REQUIRED TASK:
Copy the records below exactly, leaving out any pictures.

LISTED RECORDS:
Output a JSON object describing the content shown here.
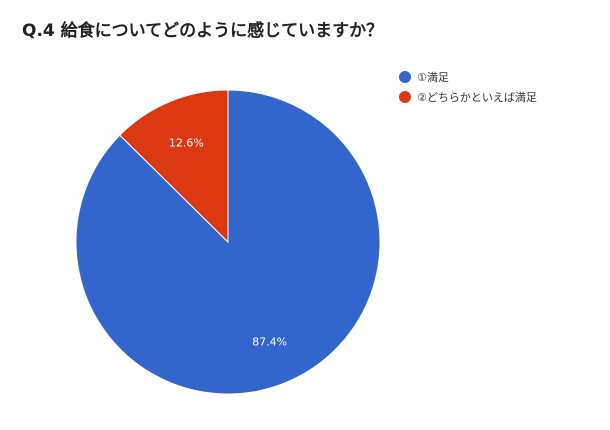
{
  "chart_data": {
    "type": "pie",
    "title": "Q.4 給食についてどのように感じていますか？",
    "slices": [
      {
        "label": "①満足",
        "value": 87.4,
        "display": "87.4%",
        "color": "#3366cc"
      },
      {
        "label": "②どちらかといえば満足",
        "value": 12.6,
        "display": "12.6%",
        "color": "#dc3912"
      }
    ],
    "legend_position": "right"
  }
}
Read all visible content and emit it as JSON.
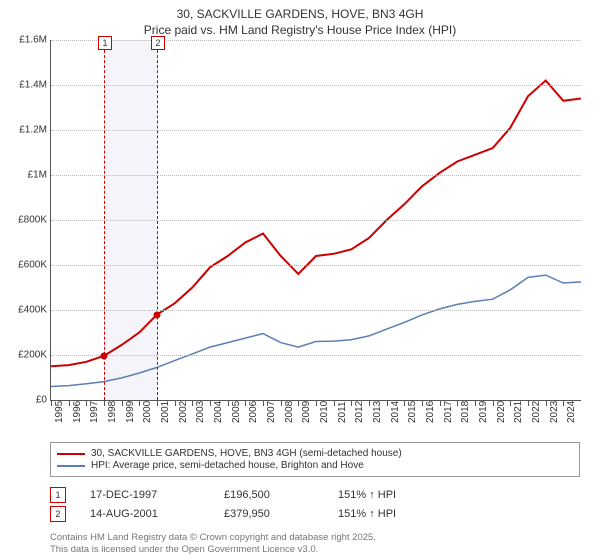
{
  "title_line1": "30, SACKVILLE GARDENS, HOVE, BN3 4GH",
  "title_line2": "Price paid vs. HM Land Registry's House Price Index (HPI)",
  "chart": {
    "type": "line",
    "background_color": "#ffffff",
    "grid_color": "#bbbbbb",
    "axis_color": "#555555",
    "xlim": [
      1995,
      2025
    ],
    "ylim": [
      0,
      1600000
    ],
    "ytick_step": 200000,
    "yticks": [
      {
        "v": 0,
        "label": "£0"
      },
      {
        "v": 200000,
        "label": "£200K"
      },
      {
        "v": 400000,
        "label": "£400K"
      },
      {
        "v": 600000,
        "label": "£600K"
      },
      {
        "v": 800000,
        "label": "£800K"
      },
      {
        "v": 1000000,
        "label": "£1M"
      },
      {
        "v": 1200000,
        "label": "£1.2M"
      },
      {
        "v": 1400000,
        "label": "£1.4M"
      },
      {
        "v": 1600000,
        "label": "£1.6M"
      }
    ],
    "xticks": [
      1995,
      1996,
      1997,
      1998,
      1999,
      2000,
      2001,
      2002,
      2003,
      2004,
      2005,
      2006,
      2007,
      2008,
      2009,
      2010,
      2011,
      2012,
      2013,
      2014,
      2015,
      2016,
      2017,
      2018,
      2019,
      2020,
      2021,
      2022,
      2023,
      2024
    ],
    "band": {
      "from": 1998,
      "to": 2001,
      "color": "rgba(230,230,245,.45)"
    },
    "events": [
      {
        "x": 1998,
        "label": "1",
        "box_color": "#cc0000"
      },
      {
        "x": 2001,
        "label": "2",
        "box_color": "#cc0000"
      }
    ],
    "markers": [
      {
        "x": 1998,
        "y": 196500,
        "color": "#cc0000"
      },
      {
        "x": 2001,
        "y": 379950,
        "color": "#cc0000"
      }
    ],
    "series": [
      {
        "name": "price_paid",
        "color": "#cc0000",
        "width": 2,
        "points": [
          [
            1995,
            150000
          ],
          [
            1996,
            155000
          ],
          [
            1997,
            170000
          ],
          [
            1998,
            196500
          ],
          [
            1999,
            245000
          ],
          [
            2000,
            300000
          ],
          [
            2001,
            379950
          ],
          [
            2002,
            430000
          ],
          [
            2003,
            500000
          ],
          [
            2004,
            590000
          ],
          [
            2005,
            640000
          ],
          [
            2006,
            700000
          ],
          [
            2007,
            740000
          ],
          [
            2008,
            640000
          ],
          [
            2009,
            560000
          ],
          [
            2010,
            640000
          ],
          [
            2011,
            650000
          ],
          [
            2012,
            670000
          ],
          [
            2013,
            720000
          ],
          [
            2014,
            800000
          ],
          [
            2015,
            870000
          ],
          [
            2016,
            950000
          ],
          [
            2017,
            1010000
          ],
          [
            2018,
            1060000
          ],
          [
            2019,
            1090000
          ],
          [
            2020,
            1120000
          ],
          [
            2021,
            1210000
          ],
          [
            2022,
            1350000
          ],
          [
            2023,
            1420000
          ],
          [
            2024,
            1330000
          ],
          [
            2025,
            1340000
          ]
        ]
      },
      {
        "name": "hpi",
        "color": "#5b7fb5",
        "width": 1.5,
        "points": [
          [
            1995,
            60000
          ],
          [
            1996,
            64000
          ],
          [
            1997,
            72000
          ],
          [
            1998,
            82000
          ],
          [
            1999,
            98000
          ],
          [
            2000,
            120000
          ],
          [
            2001,
            145000
          ],
          [
            2002,
            175000
          ],
          [
            2003,
            205000
          ],
          [
            2004,
            235000
          ],
          [
            2005,
            255000
          ],
          [
            2006,
            275000
          ],
          [
            2007,
            295000
          ],
          [
            2008,
            255000
          ],
          [
            2009,
            235000
          ],
          [
            2010,
            260000
          ],
          [
            2011,
            262000
          ],
          [
            2012,
            268000
          ],
          [
            2013,
            285000
          ],
          [
            2014,
            315000
          ],
          [
            2015,
            345000
          ],
          [
            2016,
            378000
          ],
          [
            2017,
            405000
          ],
          [
            2018,
            425000
          ],
          [
            2019,
            438000
          ],
          [
            2020,
            448000
          ],
          [
            2021,
            490000
          ],
          [
            2022,
            545000
          ],
          [
            2023,
            555000
          ],
          [
            2024,
            520000
          ],
          [
            2025,
            525000
          ]
        ]
      }
    ]
  },
  "legend": {
    "items": [
      {
        "color": "#cc0000",
        "label": "30, SACKVILLE GARDENS, HOVE, BN3 4GH (semi-detached house)"
      },
      {
        "color": "#5b7fb5",
        "label": "HPI: Average price, semi-detached house, Brighton and Hove"
      }
    ]
  },
  "notes": [
    {
      "n": "1",
      "box_color": "#cc0000",
      "date": "17-DEC-1997",
      "price": "£196,500",
      "delta": "151% ↑ HPI"
    },
    {
      "n": "2",
      "box_color": "#cc0000",
      "date": "14-AUG-2001",
      "price": "£379,950",
      "delta": "151% ↑ HPI"
    }
  ],
  "footer_line1": "Contains HM Land Registry data © Crown copyright and database right 2025.",
  "footer_line2": "This data is licensed under the Open Government Licence v3.0."
}
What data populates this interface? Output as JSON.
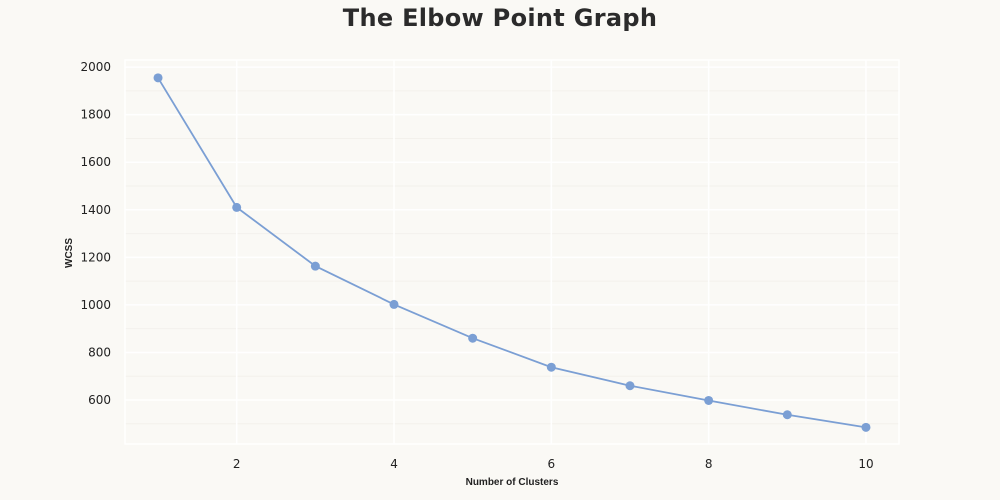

EXERCISE SOLUTION:
Output a JSON object describing the content shown here.
{
  "chart_data": {
    "type": "pie",
    "title": "Q.4 給食についてどのように感じていますか？",
    "slices": [
      {
        "label": "①満足",
        "value": 87.4,
        "display": "87.4%",
        "color": "#3366cc"
      },
      {
        "label": "②どちらかといえば満足",
        "value": 12.6,
        "display": "12.6%",
        "color": "#dc3912"
      }
    ],
    "legend_position": "right"
  }
}
Read all visible content and emit it as JSON.
{
  "title_line1": "30, SACKVILLE GARDENS, HOVE, BN3 4GH",
  "title_line2": "Price paid vs. HM Land Registry's House Price Index (HPI)",
  "chart": {
    "type": "line",
    "background_color": "#ffffff",
    "grid_color": "#bbbbbb",
    "axis_color": "#555555",
    "xlim": [
      1995,
      2025
    ],
    "ylim": [
      0,
      1600000
    ],
    "ytick_step": 200000,
    "yticks": [
      {
        "v": 0,
        "label": "£0"
      },
      {
        "v": 200000,
        "label": "£200K"
      },
      {
        "v": 400000,
        "label": "£400K"
      },
      {
        "v": 600000,
        "label": "£600K"
      },
      {
        "v": 800000,
        "label": "£800K"
      },
      {
        "v": 1000000,
        "label": "£1M"
      },
      {
        "v": 1200000,
        "label": "£1.2M"
      },
      {
        "v": 1400000,
        "label": "£1.4M"
      },
      {
        "v": 1600000,
        "label": "£1.6M"
      }
    ],
    "xticks": [
      1995,
      1996,
      1997,
      1998,
      1999,
      2000,
      2001,
      2002,
      2003,
      2004,
      2005,
      2006,
      2007,
      2008,
      2009,
      2010,
      2011,
      2012,
      2013,
      2014,
      2015,
      2016,
      2017,
      2018,
      2019,
      2020,
      2021,
      2022,
      2023,
      2024
    ],
    "band": {
      "from": 1998,
      "to": 2001,
      "color": "rgba(230,230,245,.45)"
    },
    "events": [
      {
        "x": 1998,
        "label": "1",
        "box_color": "#cc0000"
      },
      {
        "x": 2001,
        "label": "2",
        "box_color": "#cc0000"
      }
    ],
    "markers": [
      {
        "x": 1998,
        "y": 196500,
        "color": "#cc0000"
      },
      {
        "x": 2001,
        "y": 379950,
        "color": "#cc0000"
      }
    ],
    "series": [
      {
        "name": "price_paid",
        "color": "#cc0000",
        "width": 2,
        "points": [
          [
            1995,
            150000
          ],
          [
            1996,
            155000
          ],
          [
            1997,
            170000
          ],
          [
            1998,
            196500
          ],
          [
            1999,
            245000
          ],
          [
            2000,
            300000
          ],
          [
            2001,
            379950
          ],
          [
            2002,
            430000
          ],
          [
            2003,
            500000
          ],
          [
            2004,
            590000
          ],
          [
            2005,
            640000
          ],
          [
            2006,
            700000
          ],
          [
            2007,
            740000
          ],
          [
            2008,
            640000
          ],
          [
            2009,
            560000
          ],
          [
            2010,
            640000
          ],
          [
            2011,
            650000
          ],
          [
            2012,
            670000
          ],
          [
            2013,
            720000
          ],
          [
            2014,
            800000
          ],
          [
            2015,
            870000
          ],
          [
            2016,
            950000
          ],
          [
            2017,
            1010000
          ],
          [
            2018,
            1060000
          ],
          [
            2019,
            1090000
          ],
          [
            2020,
            1120000
          ],
          [
            2021,
            1210000
          ],
          [
            2022,
            1350000
          ],
          [
            2023,
            1420000
          ],
          [
            2024,
            1330000
          ],
          [
            2025,
            1340000
          ]
        ]
      },
      {
        "name": "hpi",
        "color": "#5b7fb5",
        "width": 1.5,
        "points": [
          [
            1995,
            60000
          ],
          [
            1996,
            64000
          ],
          [
            1997,
            72000
          ],
          [
            1998,
            82000
          ],
          [
            1999,
            98000
          ],
          [
            2000,
            120000
          ],
          [
            2001,
            145000
          ],
          [
            2002,
            175000
          ],
          [
            2003,
            205000
          ],
          [
            2004,
            235000
          ],
          [
            2005,
            255000
          ],
          [
            2006,
            275000
          ],
          [
            2007,
            295000
          ],
          [
            2008,
            255000
          ],
          [
            2009,
            235000
          ],
          [
            2010,
            260000
          ],
          [
            2011,
            262000
          ],
          [
            2012,
            268000
          ],
          [
            2013,
            285000
          ],
          [
            2014,
            315000
          ],
          [
            2015,
            345000
          ],
          [
            2016,
            378000
          ],
          [
            2017,
            405000
          ],
          [
            2018,
            425000
          ],
          [
            2019,
            438000
          ],
          [
            2020,
            448000
          ],
          [
            2021,
            490000
          ],
          [
            2022,
            545000
          ],
          [
            2023,
            555000
          ],
          [
            2024,
            520000
          ],
          [
            2025,
            525000
          ]
        ]
      }
    ]
  },
  "legend": {
    "items": [
      {
        "color": "#cc0000",
        "label": "30, SACKVILLE GARDENS, HOVE, BN3 4GH (semi-detached house)"
      },
      {
        "color": "#5b7fb5",
        "label": "HPI: Average price, semi-detached house, Brighton and Hove"
      }
    ]
  },
  "notes": [
    {
      "n": "1",
      "box_color": "#cc0000",
      "date": "17-DEC-1997",
      "price": "£196,500",
      "delta": "151% ↑ HPI"
    },
    {
      "n": "2",
      "box_color": "#cc0000",
      "date": "14-AUG-2001",
      "price": "£379,950",
      "delta": "151% ↑ HPI"
    }
  ],
  "footer_line1": "Contains HM Land Registry data © Crown copyright and database right 2025.",
  "footer_line2": "This data is licensed under the Open Government Licence v3.0."
}
What data populates this interface? Output as JSON.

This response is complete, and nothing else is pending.